_Work to complete_:
Lines holding the string "image" are the ones to copy; find them all in the data.
--- Data shown ---
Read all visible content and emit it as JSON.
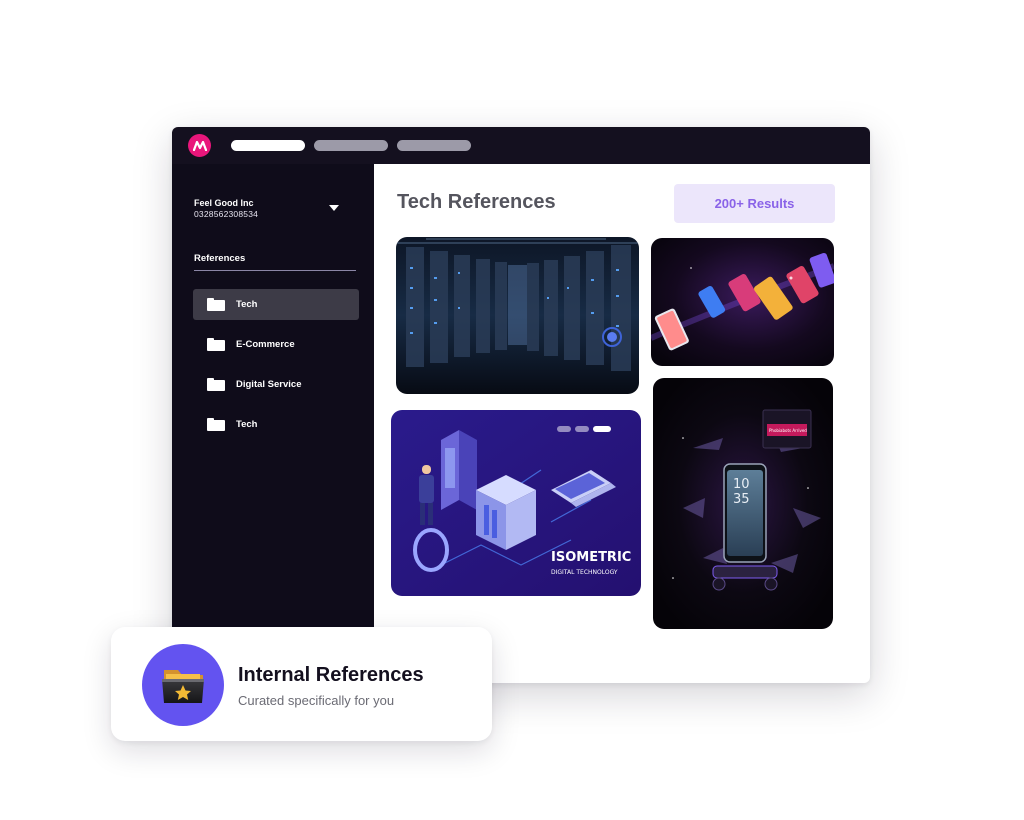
{
  "titlebar": {
    "tabs": [
      {
        "state": "active",
        "color": "#ffffff"
      },
      {
        "state": "inactive",
        "color": "#9c9aa8"
      },
      {
        "state": "inactive",
        "color": "#9c9aa8"
      }
    ],
    "logo_color": "#e9167b"
  },
  "sidebar": {
    "org_name": "Feel Good Inc",
    "org_phone": "0328562308534",
    "section_label": "References",
    "items": [
      {
        "label": "Tech",
        "active": true
      },
      {
        "label": "E-Commerce",
        "active": false
      },
      {
        "label": "Digital Service",
        "active": false
      },
      {
        "label": "Tech",
        "active": false
      }
    ]
  },
  "main": {
    "title": "Tech References",
    "results_badge": "200+ Results",
    "cards": [
      {
        "icon": "server-room-image"
      },
      {
        "icon": "floating-phones-image"
      },
      {
        "icon": "isometric-illustration-image",
        "text_line1": "ISOMETRIC",
        "text_line2": "DIGITAL TECHNOLOGY"
      },
      {
        "icon": "smartphone-drones-image",
        "clock_hour": "10",
        "clock_min": "35",
        "notification": "Phobiabots Arrived"
      }
    ]
  },
  "float_card": {
    "title": "Internal References",
    "subtitle": "Curated specifically for you",
    "icon": "star-folder-icon"
  },
  "colors": {
    "titlebar_bg": "#14101f",
    "sidebar_bg": "#0f0c1a",
    "accent_purple": "#8a63e8",
    "badge_bg": "#ece6fb",
    "float_icon_bg": "#6353f0"
  }
}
---
_The response_:
        "icon": "server-room-image"
        "icon": "floating-phones-image"
        "icon": "isometric-illustration-image",
        "icon": "smartphone-drones-image",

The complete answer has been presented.